Reproduce every line of the entries below verbatim, leaving all characters and numbers unchanged.

---- SUPPLIED ENTRIES

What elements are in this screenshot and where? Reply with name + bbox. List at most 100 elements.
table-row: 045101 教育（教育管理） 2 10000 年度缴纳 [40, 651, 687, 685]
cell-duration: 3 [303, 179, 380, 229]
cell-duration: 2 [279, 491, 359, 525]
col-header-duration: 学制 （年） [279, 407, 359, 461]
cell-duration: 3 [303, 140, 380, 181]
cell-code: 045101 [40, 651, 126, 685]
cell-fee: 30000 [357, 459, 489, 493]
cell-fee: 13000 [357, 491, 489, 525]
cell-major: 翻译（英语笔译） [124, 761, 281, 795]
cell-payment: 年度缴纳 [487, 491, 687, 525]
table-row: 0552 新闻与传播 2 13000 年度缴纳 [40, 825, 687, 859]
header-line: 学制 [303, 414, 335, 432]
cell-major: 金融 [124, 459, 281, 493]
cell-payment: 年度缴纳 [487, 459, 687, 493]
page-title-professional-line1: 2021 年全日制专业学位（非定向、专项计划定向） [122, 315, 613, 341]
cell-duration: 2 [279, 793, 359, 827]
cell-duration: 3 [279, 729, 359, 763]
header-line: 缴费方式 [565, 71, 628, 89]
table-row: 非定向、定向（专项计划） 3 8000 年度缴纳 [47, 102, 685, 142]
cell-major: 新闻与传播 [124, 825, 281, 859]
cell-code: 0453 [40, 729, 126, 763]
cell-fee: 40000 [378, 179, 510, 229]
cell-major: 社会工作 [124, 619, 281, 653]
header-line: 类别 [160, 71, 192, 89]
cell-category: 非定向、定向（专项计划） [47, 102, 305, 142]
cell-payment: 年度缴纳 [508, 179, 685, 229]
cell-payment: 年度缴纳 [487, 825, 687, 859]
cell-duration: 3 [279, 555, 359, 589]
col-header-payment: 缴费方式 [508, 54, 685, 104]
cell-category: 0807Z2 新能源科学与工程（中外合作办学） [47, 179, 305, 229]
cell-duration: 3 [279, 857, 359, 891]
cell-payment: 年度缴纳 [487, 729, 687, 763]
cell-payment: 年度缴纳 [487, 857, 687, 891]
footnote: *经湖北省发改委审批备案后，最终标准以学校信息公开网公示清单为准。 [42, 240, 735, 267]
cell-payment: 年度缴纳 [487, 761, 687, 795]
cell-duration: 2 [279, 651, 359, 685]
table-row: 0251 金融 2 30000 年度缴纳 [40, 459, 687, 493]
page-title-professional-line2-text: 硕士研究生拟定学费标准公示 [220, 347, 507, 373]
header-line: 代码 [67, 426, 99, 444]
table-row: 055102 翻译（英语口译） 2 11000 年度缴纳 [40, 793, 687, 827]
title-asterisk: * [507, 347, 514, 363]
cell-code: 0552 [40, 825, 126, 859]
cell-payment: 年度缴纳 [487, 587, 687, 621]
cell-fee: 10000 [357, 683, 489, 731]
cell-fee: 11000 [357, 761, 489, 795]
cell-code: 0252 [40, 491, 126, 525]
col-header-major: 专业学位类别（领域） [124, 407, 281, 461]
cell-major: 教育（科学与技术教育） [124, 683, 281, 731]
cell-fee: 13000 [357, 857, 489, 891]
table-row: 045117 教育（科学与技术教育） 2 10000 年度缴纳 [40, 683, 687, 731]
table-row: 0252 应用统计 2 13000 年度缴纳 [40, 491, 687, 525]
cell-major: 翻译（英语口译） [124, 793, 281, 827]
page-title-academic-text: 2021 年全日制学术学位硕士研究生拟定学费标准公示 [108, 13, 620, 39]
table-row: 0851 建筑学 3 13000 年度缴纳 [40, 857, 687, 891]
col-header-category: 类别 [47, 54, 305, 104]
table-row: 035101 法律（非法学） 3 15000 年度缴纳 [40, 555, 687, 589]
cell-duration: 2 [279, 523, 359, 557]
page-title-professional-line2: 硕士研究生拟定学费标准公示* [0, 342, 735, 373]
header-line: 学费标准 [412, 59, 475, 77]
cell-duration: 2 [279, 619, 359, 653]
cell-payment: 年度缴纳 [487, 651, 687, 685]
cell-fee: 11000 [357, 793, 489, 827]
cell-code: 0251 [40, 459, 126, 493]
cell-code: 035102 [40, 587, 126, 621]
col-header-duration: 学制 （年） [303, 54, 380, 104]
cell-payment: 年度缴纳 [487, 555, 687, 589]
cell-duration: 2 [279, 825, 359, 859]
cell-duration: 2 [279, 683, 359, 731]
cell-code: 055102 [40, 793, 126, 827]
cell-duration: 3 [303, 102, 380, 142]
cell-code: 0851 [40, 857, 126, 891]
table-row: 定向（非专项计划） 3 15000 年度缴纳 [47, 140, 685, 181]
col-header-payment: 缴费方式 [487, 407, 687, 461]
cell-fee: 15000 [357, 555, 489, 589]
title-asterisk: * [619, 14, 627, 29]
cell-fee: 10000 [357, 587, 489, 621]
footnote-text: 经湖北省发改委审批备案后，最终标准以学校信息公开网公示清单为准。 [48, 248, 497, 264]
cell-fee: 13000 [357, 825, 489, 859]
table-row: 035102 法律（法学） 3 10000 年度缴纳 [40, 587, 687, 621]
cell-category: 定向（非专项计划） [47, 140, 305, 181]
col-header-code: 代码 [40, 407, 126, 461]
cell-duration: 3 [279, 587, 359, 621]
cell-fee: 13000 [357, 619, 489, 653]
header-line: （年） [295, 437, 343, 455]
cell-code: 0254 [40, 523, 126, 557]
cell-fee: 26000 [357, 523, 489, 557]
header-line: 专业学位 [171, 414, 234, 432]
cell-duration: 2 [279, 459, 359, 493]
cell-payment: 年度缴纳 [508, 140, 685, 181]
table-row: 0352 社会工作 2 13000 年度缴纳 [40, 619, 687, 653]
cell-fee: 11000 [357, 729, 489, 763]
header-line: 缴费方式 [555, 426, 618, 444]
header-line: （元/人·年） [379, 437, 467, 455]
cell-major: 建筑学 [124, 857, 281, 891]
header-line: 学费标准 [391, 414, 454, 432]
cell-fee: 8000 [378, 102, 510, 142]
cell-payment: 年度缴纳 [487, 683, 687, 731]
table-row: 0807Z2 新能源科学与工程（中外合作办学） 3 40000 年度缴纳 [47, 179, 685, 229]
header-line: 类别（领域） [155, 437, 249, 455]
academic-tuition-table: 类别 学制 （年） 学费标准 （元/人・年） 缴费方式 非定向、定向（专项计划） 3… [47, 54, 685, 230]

--------

- **TASK SOLUTION**
What elements are in this screenshot and where? Reply with name + bbox. List at most 100 elements.
table-row: 045101 教育（教育管理） 2 10000 年度缴纳 [40, 651, 687, 685]
cell-duration: 3 [303, 179, 380, 229]
cell-duration: 2 [279, 491, 359, 525]
col-header-duration: 学制 （年） [279, 407, 359, 461]
cell-duration: 3 [303, 140, 380, 181]
cell-code: 045101 [40, 651, 126, 685]
cell-fee: 30000 [357, 459, 489, 493]
cell-fee: 13000 [357, 491, 489, 525]
cell-major: 翻译（英语笔译） [124, 761, 281, 795]
cell-payment: 年度缴纳 [487, 491, 687, 525]
table-row: 0552 新闻与传播 2 13000 年度缴纳 [40, 825, 687, 859]
header-line: 学制 [303, 414, 335, 432]
cell-major: 金融 [124, 459, 281, 493]
cell-payment: 年度缴纳 [487, 459, 687, 493]
page-title-professional-line1: 2021 年全日制专业学位（非定向、专项计划定向） [122, 315, 613, 341]
cell-duration: 2 [279, 793, 359, 827]
cell-duration: 3 [279, 729, 359, 763]
header-line: 缴费方式 [565, 71, 628, 89]
table-row: 非定向、定向（专项计划） 3 8000 年度缴纳 [47, 102, 685, 142]
cell-major: 新闻与传播 [124, 825, 281, 859]
cell-code: 0453 [40, 729, 126, 763]
cell-fee: 40000 [378, 179, 510, 229]
cell-major: 社会工作 [124, 619, 281, 653]
header-line: 类别 [160, 71, 192, 89]
cell-category: 非定向、定向（专项计划） [47, 102, 305, 142]
cell-payment: 年度缴纳 [508, 179, 685, 229]
cell-payment: 年度缴纳 [487, 825, 687, 859]
cell-duration: 3 [279, 555, 359, 589]
col-header-payment: 缴费方式 [508, 54, 685, 104]
cell-category: 0807Z2 新能源科学与工程（中外合作办学） [47, 179, 305, 229]
cell-duration: 3 [279, 857, 359, 891]
cell-payment: 年度缴纳 [487, 729, 687, 763]
cell-payment: 年度缴纳 [487, 857, 687, 891]
footnote: *经湖北省发改委审批备案后，最终标准以学校信息公开网公示清单为准。 [42, 240, 735, 267]
cell-payment: 年度缴纳 [487, 761, 687, 795]
cell-duration: 2 [279, 651, 359, 685]
table-row: 0251 金融 2 30000 年度缴纳 [40, 459, 687, 493]
page-title-professional-line2-text: 硕士研究生拟定学费标准公示 [220, 347, 507, 373]
header-line: 代码 [67, 426, 99, 444]
table-row: 055102 翻译（英语口译） 2 11000 年度缴纳 [40, 793, 687, 827]
title-asterisk: * [507, 347, 514, 363]
cell-code: 0552 [40, 825, 126, 859]
cell-payment: 年度缴纳 [487, 587, 687, 621]
cell-fee: 10000 [357, 683, 489, 731]
cell-fee: 11000 [357, 761, 489, 795]
cell-code: 0252 [40, 491, 126, 525]
col-header-major: 专业学位类别（领域） [124, 407, 281, 461]
cell-major: 教育（科学与技术教育） [124, 683, 281, 731]
cell-fee: 13000 [357, 857, 489, 891]
table-row: 045117 教育（科学与技术教育） 2 10000 年度缴纳 [40, 683, 687, 731]
table-row: 0252 应用统计 2 13000 年度缴纳 [40, 491, 687, 525]
cell-major: 翻译（英语口译） [124, 793, 281, 827]
page-title-academic-text: 2021 年全日制学术学位硕士研究生拟定学费标准公示 [108, 13, 620, 39]
table-row: 0851 建筑学 3 13000 年度缴纳 [40, 857, 687, 891]
col-header-category: 类别 [47, 54, 305, 104]
table-row: 035101 法律（非法学） 3 15000 年度缴纳 [40, 555, 687, 589]
cell-duration: 2 [279, 523, 359, 557]
page-title-professional-line2: 硕士研究生拟定学费标准公示* [0, 342, 735, 373]
header-line: 学费标准 [412, 59, 475, 77]
cell-duration: 2 [279, 619, 359, 653]
cell-payment: 年度缴纳 [487, 651, 687, 685]
cell-fee: 11000 [357, 793, 489, 827]
cell-code: 0251 [40, 459, 126, 493]
cell-code: 035102 [40, 587, 126, 621]
col-header-duration: 学制 （年） [303, 54, 380, 104]
cell-payment: 年度缴纳 [487, 555, 687, 589]
cell-duration: 2 [279, 825, 359, 859]
cell-duration: 2 [279, 683, 359, 731]
cell-code: 055102 [40, 793, 126, 827]
cell-duration: 3 [303, 102, 380, 142]
cell-code: 0851 [40, 857, 126, 891]
table-row: 定向（非专项计划） 3 15000 年度缴纳 [47, 140, 685, 181]
col-header-payment: 缴费方式 [487, 407, 687, 461]
cell-fee: 15000 [357, 555, 489, 589]
title-asterisk: * [619, 14, 627, 29]
cell-fee: 10000 [357, 587, 489, 621]
footnote-text: 经湖北省发改委审批备案后，最终标准以学校信息公开网公示清单为准。 [48, 248, 497, 264]
cell-fee: 13000 [357, 825, 489, 859]
table-row: 035102 法律（法学） 3 10000 年度缴纳 [40, 587, 687, 621]
cell-category: 定向（非专项计划） [47, 140, 305, 181]
col-header-code: 代码 [40, 407, 126, 461]
cell-duration: 3 [279, 587, 359, 621]
cell-fee: 13000 [357, 619, 489, 653]
header-line: （年） [295, 437, 343, 455]
cell-code: 0254 [40, 523, 126, 557]
cell-fee: 26000 [357, 523, 489, 557]
header-line: 专业学位 [171, 414, 234, 432]
cell-duration: 2 [279, 459, 359, 493]
cell-payment: 年度缴纳 [508, 140, 685, 181]
table-row: 0352 社会工作 2 13000 年度缴纳 [40, 619, 687, 653]
cell-fee: 11000 [357, 729, 489, 763]
header-line: 缴费方式 [555, 426, 618, 444]
header-line: （元/人·年） [379, 437, 467, 455]
cell-major: 建筑学 [124, 857, 281, 891]
header-line: 学费标准 [391, 414, 454, 432]
cell-fee: 8000 [378, 102, 510, 142]
cell-payment: 年度缴纳 [487, 683, 687, 731]
table-row: 0807Z2 新能源科学与工程（中外合作办学） 3 40000 年度缴纳 [47, 179, 685, 229]
header-line: 类别（领域） [155, 437, 249, 455]
academic-tuition-table: 类别 学制 （年） 学费标准 （元/人・年） 缴费方式 非定向、定向（专项计划） 3… [47, 54, 685, 230]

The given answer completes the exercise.